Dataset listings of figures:
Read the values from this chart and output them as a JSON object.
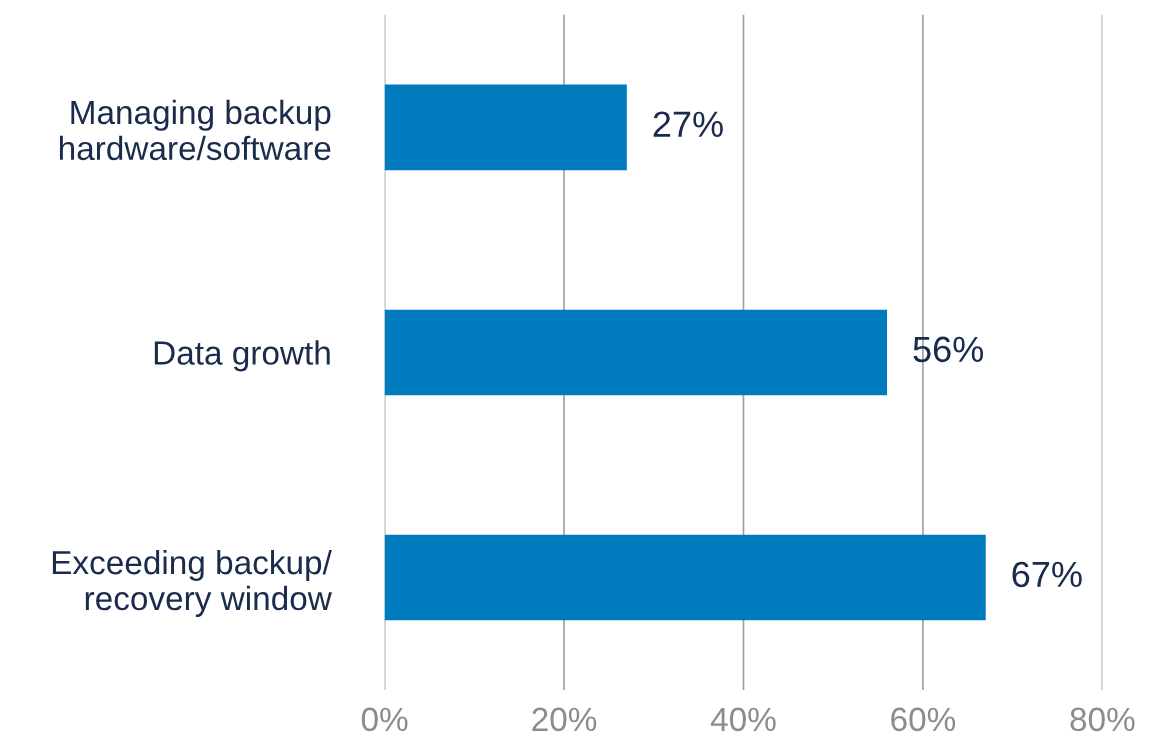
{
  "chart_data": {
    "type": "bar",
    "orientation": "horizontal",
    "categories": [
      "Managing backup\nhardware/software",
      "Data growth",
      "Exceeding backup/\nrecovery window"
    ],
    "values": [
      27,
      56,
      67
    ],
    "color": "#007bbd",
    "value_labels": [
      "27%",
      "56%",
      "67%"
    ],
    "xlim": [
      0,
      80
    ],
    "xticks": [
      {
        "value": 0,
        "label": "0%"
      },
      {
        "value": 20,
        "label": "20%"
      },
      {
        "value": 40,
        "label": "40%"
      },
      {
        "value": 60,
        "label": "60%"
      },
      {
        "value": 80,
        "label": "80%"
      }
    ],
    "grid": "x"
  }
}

• Requirement
Search the records for the word "backup" and copy every line where it occurs.

• Task output
      "Managing backup\nhardware/software",
      "Exceeding backup/\nrecovery window"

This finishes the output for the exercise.